**Exercise goal**: Search the records that follow and extract every line containing the string "this".

**Data to use**:
•••

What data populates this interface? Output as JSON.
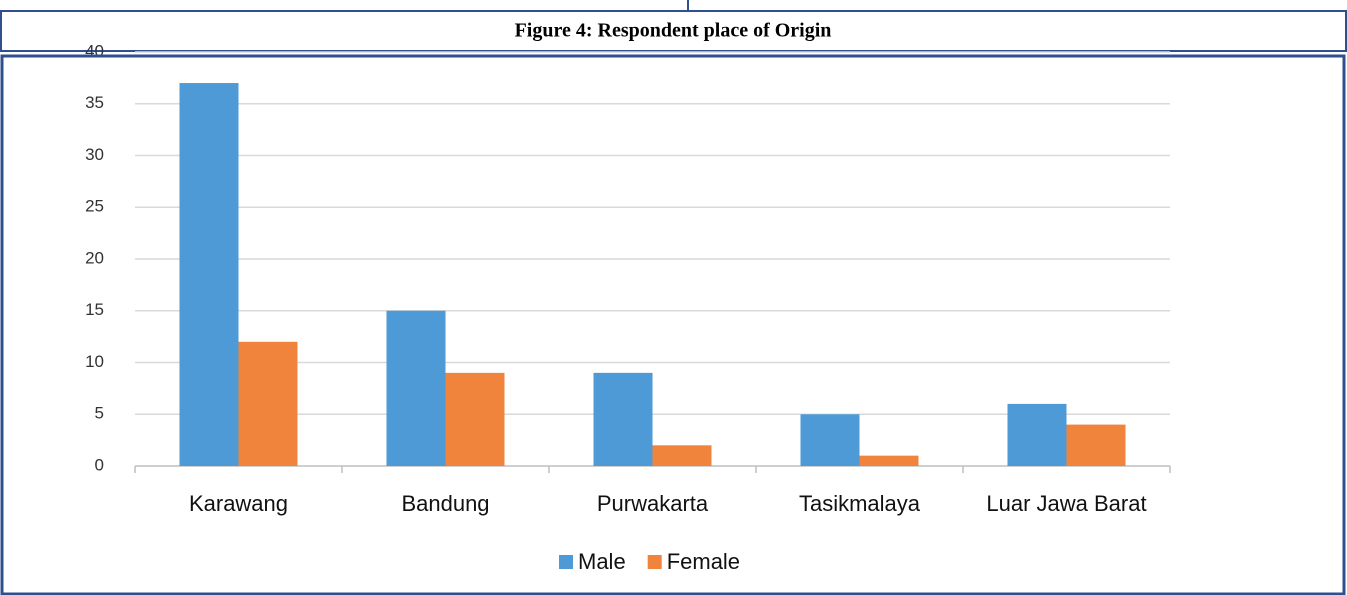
{
  "chart_data": {
    "type": "bar",
    "title": "Figure 4: Respondent place of Origin",
    "categories": [
      "Karawang",
      "Bandung",
      "Purwakarta",
      "Tasikmalaya",
      "Luar Jawa Barat"
    ],
    "series": [
      {
        "name": "Male",
        "color": "#4e9ad6",
        "values": [
          37,
          15,
          9,
          5,
          6
        ]
      },
      {
        "name": "Female",
        "color": "#f0843c",
        "values": [
          12,
          9,
          2,
          1,
          4
        ]
      }
    ],
    "ylim": [
      0,
      40
    ],
    "yticks": [
      0,
      5,
      10,
      15,
      20,
      25,
      30,
      35,
      40
    ],
    "grid": true,
    "legend": "bottom"
  }
}
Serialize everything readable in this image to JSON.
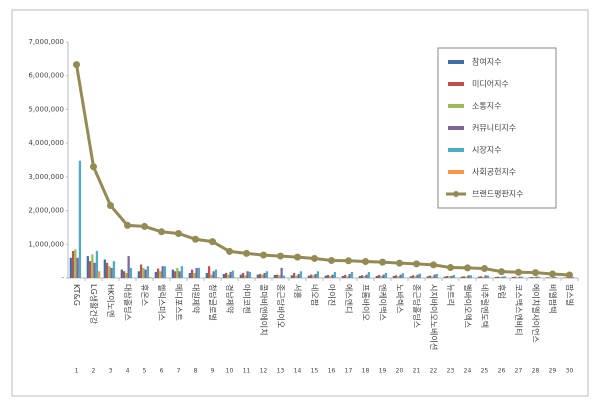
{
  "chart_data": {
    "type": "bar-line",
    "categories": [
      "KT&G",
      "LG생활건강",
      "HK이노엔",
      "대상홀딩스",
      "휴온스",
      "헬릭스미스",
      "메디포스트",
      "대원제약",
      "청담글로벌",
      "경남제약",
      "아미코젠",
      "콜마비앤에이치",
      "종근당바이오",
      "서흥",
      "네오팜",
      "아이진",
      "에스엔디",
      "프롬바이오",
      "엔케이맥스",
      "노바렉스",
      "종근당홀딩스",
      "시지바이오노베이션",
      "뉴트리",
      "벨바이오엑스",
      "네추럴엔도텍",
      "휴럼",
      "코스맥스엔비티",
      "에이치엘사이언스",
      "비엘팜텍",
      "팜스빌"
    ],
    "ranks": [
      1,
      2,
      3,
      4,
      5,
      6,
      7,
      8,
      9,
      10,
      11,
      12,
      13,
      14,
      15,
      16,
      17,
      18,
      19,
      20,
      21,
      22,
      23,
      24,
      25,
      26,
      27,
      28,
      29,
      30
    ],
    "series": [
      {
        "name": "참여지수",
        "color": "#3f6fa8",
        "kind": "bar",
        "values": [
          600000,
          650000,
          550000,
          250000,
          200000,
          180000,
          250000,
          150000,
          150000,
          120000,
          100000,
          100000,
          90000,
          80000,
          70000,
          70000,
          60000,
          60000,
          60000,
          60000,
          50000,
          50000,
          40000,
          40000,
          40000,
          30000,
          30000,
          20000,
          20000,
          10000
        ]
      },
      {
        "name": "미디어지수",
        "color": "#c0504d",
        "kind": "bar",
        "values": [
          800000,
          500000,
          450000,
          200000,
          400000,
          280000,
          200000,
          250000,
          350000,
          150000,
          150000,
          120000,
          100000,
          150000,
          100000,
          90000,
          90000,
          80000,
          90000,
          80000,
          80000,
          70000,
          60000,
          50000,
          50000,
          40000,
          40000,
          30000,
          20000,
          20000
        ]
      },
      {
        "name": "소통지수",
        "color": "#9bbb59",
        "kind": "bar",
        "values": [
          850000,
          700000,
          350000,
          150000,
          300000,
          200000,
          300000,
          150000,
          100000,
          100000,
          80000,
          100000,
          80000,
          70000,
          80000,
          60000,
          50000,
          60000,
          60000,
          50000,
          50000,
          40000,
          50000,
          40000,
          30000,
          30000,
          20000,
          30000,
          20000,
          10000
        ]
      },
      {
        "name": "커뮤니티지수",
        "color": "#8064a2",
        "kind": "bar",
        "values": [
          600000,
          450000,
          300000,
          650000,
          250000,
          350000,
          200000,
          300000,
          200000,
          180000,
          200000,
          150000,
          300000,
          120000,
          120000,
          100000,
          120000,
          100000,
          100000,
          100000,
          100000,
          100000,
          60000,
          80000,
          80000,
          40000,
          40000,
          40000,
          30000,
          20000
        ]
      },
      {
        "name": "시장지수",
        "color": "#4bacc6",
        "kind": "bar",
        "values": [
          3480000,
          800000,
          500000,
          300000,
          350000,
          350000,
          350000,
          300000,
          250000,
          220000,
          180000,
          200000,
          70000,
          200000,
          200000,
          180000,
          180000,
          180000,
          150000,
          140000,
          130000,
          120000,
          90000,
          80000,
          70000,
          50000,
          40000,
          40000,
          30000,
          30000
        ]
      },
      {
        "name": "사회공헌지수",
        "color": "#f79646",
        "kind": "bar",
        "values": [
          0,
          200000,
          0,
          0,
          30000,
          0,
          0,
          0,
          30000,
          20000,
          20000,
          10000,
          10000,
          0,
          10000,
          20000,
          10000,
          10000,
          10000,
          10000,
          10000,
          10000,
          10000,
          10000,
          10000,
          0,
          0,
          0,
          0,
          0
        ]
      },
      {
        "name": "브랜드평판지수",
        "color": "#948a54",
        "kind": "line",
        "values": [
          6330000,
          3300000,
          2150000,
          1560000,
          1530000,
          1370000,
          1320000,
          1150000,
          1080000,
          790000,
          730000,
          680000,
          650000,
          620000,
          580000,
          520000,
          510000,
          490000,
          470000,
          440000,
          420000,
          390000,
          310000,
          300000,
          280000,
          190000,
          170000,
          160000,
          120000,
          90000
        ]
      }
    ],
    "ylim": [
      0,
      7000000
    ],
    "yticks": [
      {
        "value": 0,
        "label": "-"
      },
      {
        "value": 1000000,
        "label": "1,000,000"
      },
      {
        "value": 2000000,
        "label": "2,000,000"
      },
      {
        "value": 3000000,
        "label": "3,000,000"
      },
      {
        "value": 4000000,
        "label": "4,000,000"
      },
      {
        "value": 5000000,
        "label": "5,000,000"
      },
      {
        "value": 6000000,
        "label": "6,000,000"
      },
      {
        "value": 7000000,
        "label": "7,000,000"
      }
    ],
    "legend": "upper right"
  }
}
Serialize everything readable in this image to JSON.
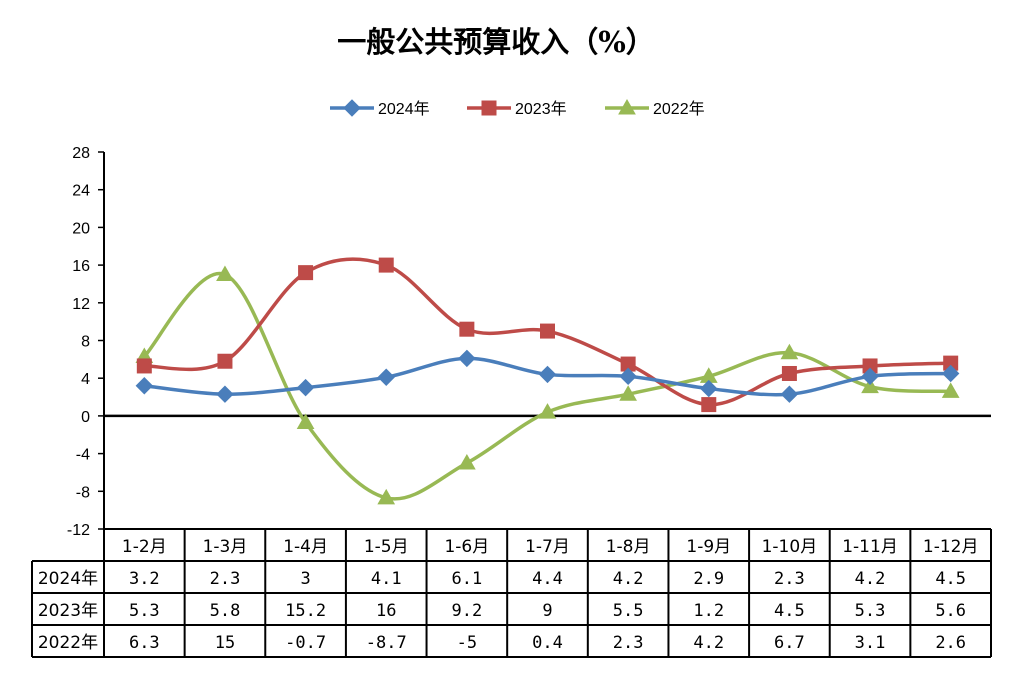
{
  "chart_data": {
    "type": "line",
    "title": "一般公共预算收入（%）",
    "categories": [
      "1-2月",
      "1-3月",
      "1-4月",
      "1-5月",
      "1-6月",
      "1-7月",
      "1-8月",
      "1-9月",
      "1-10月",
      "1-11月",
      "1-12月"
    ],
    "series": [
      {
        "name": "2024年",
        "color": "#4a7ebb",
        "marker": "diamond",
        "values": [
          3.2,
          2.3,
          3,
          4.1,
          6.1,
          4.4,
          4.2,
          2.9,
          2.3,
          4.2,
          4.5
        ],
        "labels": [
          "3.2",
          "2.3",
          "3",
          "4.1",
          "6.1",
          "4.4",
          "4.2",
          "2.9",
          "2.3",
          "4.2",
          "4.5"
        ]
      },
      {
        "name": "2023年",
        "color": "#be4b48",
        "marker": "square",
        "values": [
          5.3,
          5.8,
          15.2,
          16,
          9.2,
          9,
          5.5,
          1.2,
          4.5,
          5.3,
          5.6
        ],
        "labels": [
          "5.3",
          "5.8",
          "15.2",
          "16",
          "9.2",
          "9",
          "5.5",
          "1.2",
          "4.5",
          "5.3",
          "5.6"
        ]
      },
      {
        "name": "2022年",
        "color": "#98b954",
        "marker": "triangle",
        "values": [
          6.3,
          15,
          -0.7,
          -8.7,
          -5,
          0.4,
          2.3,
          4.2,
          6.7,
          3.1,
          2.6
        ],
        "labels": [
          "6.3",
          "15",
          "-0.7",
          "-8.7",
          "-5",
          "0.4",
          "2.3",
          "4.2",
          "6.7",
          "3.1",
          "2.6"
        ]
      }
    ],
    "ylim": [
      -12,
      28
    ],
    "yticks": [
      "28",
      "24",
      "20",
      "16",
      "12",
      "8",
      "4",
      "0",
      "-4",
      "-8",
      "-12"
    ],
    "legend": "top-center",
    "grid": false,
    "data_table": true
  }
}
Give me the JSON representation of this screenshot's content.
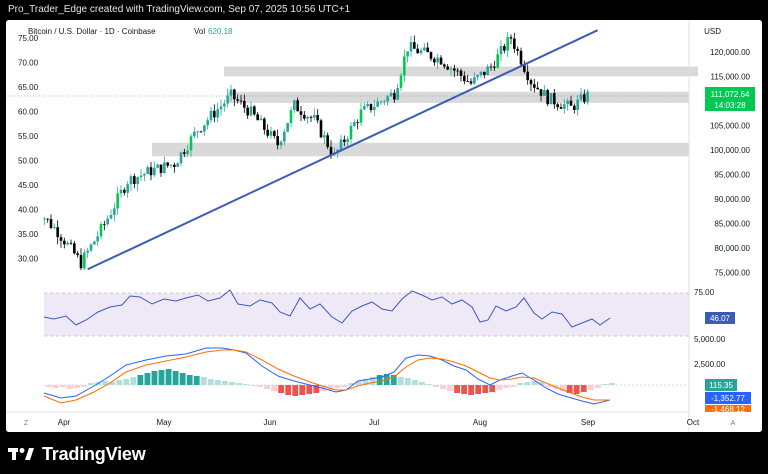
{
  "header": {
    "text": "Pro_Trader_Edge created with TradingView.com, Sep 07, 2025 10:56 UTC+1"
  },
  "footer": {
    "brand": "TradingView"
  },
  "chart": {
    "symbol": "Bitcoin / U.S. Dollar · 1D · Coinbase",
    "vol_label": "Vol",
    "vol_value": "620.18",
    "currency": "USD",
    "last_price": "111,072.64",
    "countdown": "14:03:28",
    "rsi_label": "46.07",
    "macd_hist_label": "115.35",
    "macd_line_label": "-1,352.77",
    "macd_signal_label": "-1,468.12",
    "left_axis_ticks": [
      "75.00",
      "70.00",
      "65.00",
      "60.00",
      "55.00",
      "50.00",
      "45.00",
      "40.00",
      "35.00",
      "30.00"
    ],
    "right_axis_ticks": [
      "120,000.00",
      "115,000.00",
      "110,000.00",
      "105,000.00",
      "100,000.00",
      "95,000.00",
      "90,000.00",
      "85,000.00",
      "80,000.00",
      "75,000.00"
    ],
    "rsi_axis_tick": "75.00",
    "macd_axis_ticks": [
      "5,000.00",
      "2,500.00"
    ],
    "time_ticks": [
      "Apr",
      "May",
      "Jun",
      "Jul",
      "Aug",
      "Sep",
      "Oct"
    ],
    "corner_left": "Z",
    "corner_right": "A",
    "colors": {
      "up": "#26a69a",
      "up_bright": "#00c853",
      "down": "#000000",
      "trendline": "#3b5bb8",
      "rsi": "#3b5bb8",
      "macd": "#2962ff",
      "signal": "#ff6d00",
      "rsi_band": "#ede7f6",
      "zone": "#d9d9d9"
    }
  },
  "chart_data": {
    "type": "candlestick",
    "title": "Bitcoin / U.S. Dollar · 1D · Coinbase",
    "y_range": [
      72000,
      124000
    ],
    "support_resistance_zones": [
      [
        115000,
        117000
      ],
      [
        109500,
        111800
      ],
      [
        98500,
        101300
      ]
    ],
    "trendline": [
      {
        "date": "2025-04-09",
        "price": 75200
      },
      {
        "date": "2025-09-09",
        "price": 124500
      }
    ],
    "anchors": [
      [
        "2025-03-24",
        88000
      ],
      [
        "2025-03-31",
        83000
      ],
      [
        "2025-04-07",
        76500
      ],
      [
        "2025-04-14",
        84500
      ],
      [
        "2025-04-21",
        93500
      ],
      [
        "2025-04-28",
        95500
      ],
      [
        "2025-05-05",
        97000
      ],
      [
        "2025-05-12",
        104000
      ],
      [
        "2025-05-22",
        111000
      ],
      [
        "2025-05-28",
        107500
      ],
      [
        "2025-06-05",
        101000
      ],
      [
        "2025-06-10",
        109000
      ],
      [
        "2025-06-16",
        106000
      ],
      [
        "2025-06-22",
        98500
      ],
      [
        "2025-06-30",
        107500
      ],
      [
        "2025-07-10",
        111500
      ],
      [
        "2025-07-14",
        121000
      ],
      [
        "2025-07-24",
        118500
      ],
      [
        "2025-08-02",
        113500
      ],
      [
        "2025-08-08",
        117000
      ],
      [
        "2025-08-14",
        123000
      ],
      [
        "2025-08-20",
        114000
      ],
      [
        "2025-08-25",
        110500
      ],
      [
        "2025-09-01",
        108500
      ],
      [
        "2025-09-06",
        111072
      ]
    ],
    "indicators": {
      "rsi": 46.07,
      "macd_histogram": 115.35,
      "macd": -1352.77,
      "macd_signal": -1468.12
    }
  }
}
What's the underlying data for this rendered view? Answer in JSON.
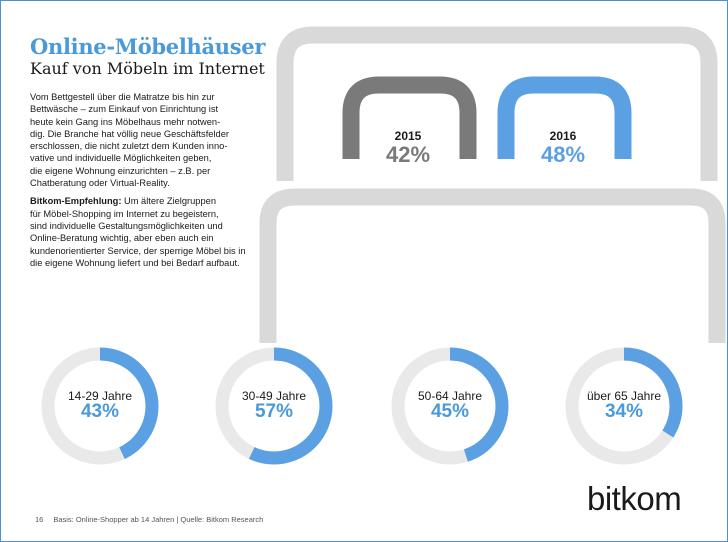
{
  "header": {
    "title": "Online-Möbelhäuser",
    "subtitle": "Kauf von Möbeln im Internet"
  },
  "body": {
    "paragraph1": "Vom Bettgestell über die Matratze bis hin zur\nBettwäsche – zum Einkauf von Einrichtung ist\nheute kein Gang ins Möbelhaus mehr notwen-\ndig. Die Branche hat völlig neue Geschäftsfelder\nerschlossen, die nicht zuletzt dem Kunden inno-\nvative und individuelle Möglichkeiten geben,\ndie eigene Wohnung einzurichten – z.B. per\nChatberatung oder Virtual-Reality.",
    "recommendation_label": "Bitkom-Empfehlung:",
    "paragraph2": " Um ältere Zielgruppen\nfür Möbel-Shopping im Internet zu begeistern,\nsind individuelle Gestaltungsmöglichkeiten und\nOnline-Beratung wichtig, aber eben auch ein\nkundenorientierter Service, der sperrige Möbel bis in\ndie eigene Wohnung liefert und bei Bedarf aufbaut."
  },
  "chart_data": [
    {
      "type": "bar",
      "categories": [
        "2015",
        "2016"
      ],
      "values": [
        42,
        48
      ],
      "value_labels": [
        "42%",
        "48%"
      ],
      "colors": [
        "#7a7a7a",
        "#5aa0e3"
      ],
      "ylim": [
        0,
        100
      ]
    },
    {
      "type": "pie",
      "categories": [
        "14-29 Jahre",
        "30-49 Jahre",
        "50-64 Jahre",
        "über 65 Jahre"
      ],
      "values": [
        43,
        57,
        45,
        34
      ],
      "value_labels": [
        "43%",
        "57%",
        "45%",
        "34%"
      ],
      "colors": {
        "fill": "#5aa0e3",
        "track": "#e9e9e9"
      }
    }
  ],
  "footer": {
    "page_number": "16",
    "source": "Basis: Online-Shopper ab 14 Jahren | Quelle: Bitkom Research"
  },
  "logo": {
    "text": "bitkom"
  },
  "colors": {
    "accent": "#4a9ad9",
    "gray": "#7a7a7a",
    "bed": "#d9d9d9"
  }
}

•••

**Task solution**:
What data populates this interface? Output as JSON.
Serialize everything readable in this image to JSON.
Serialize everything readable in this image to JSON.
Give me the JSON representation of this screenshot's content.
What's the underlying data for this rendered view? Answer in JSON.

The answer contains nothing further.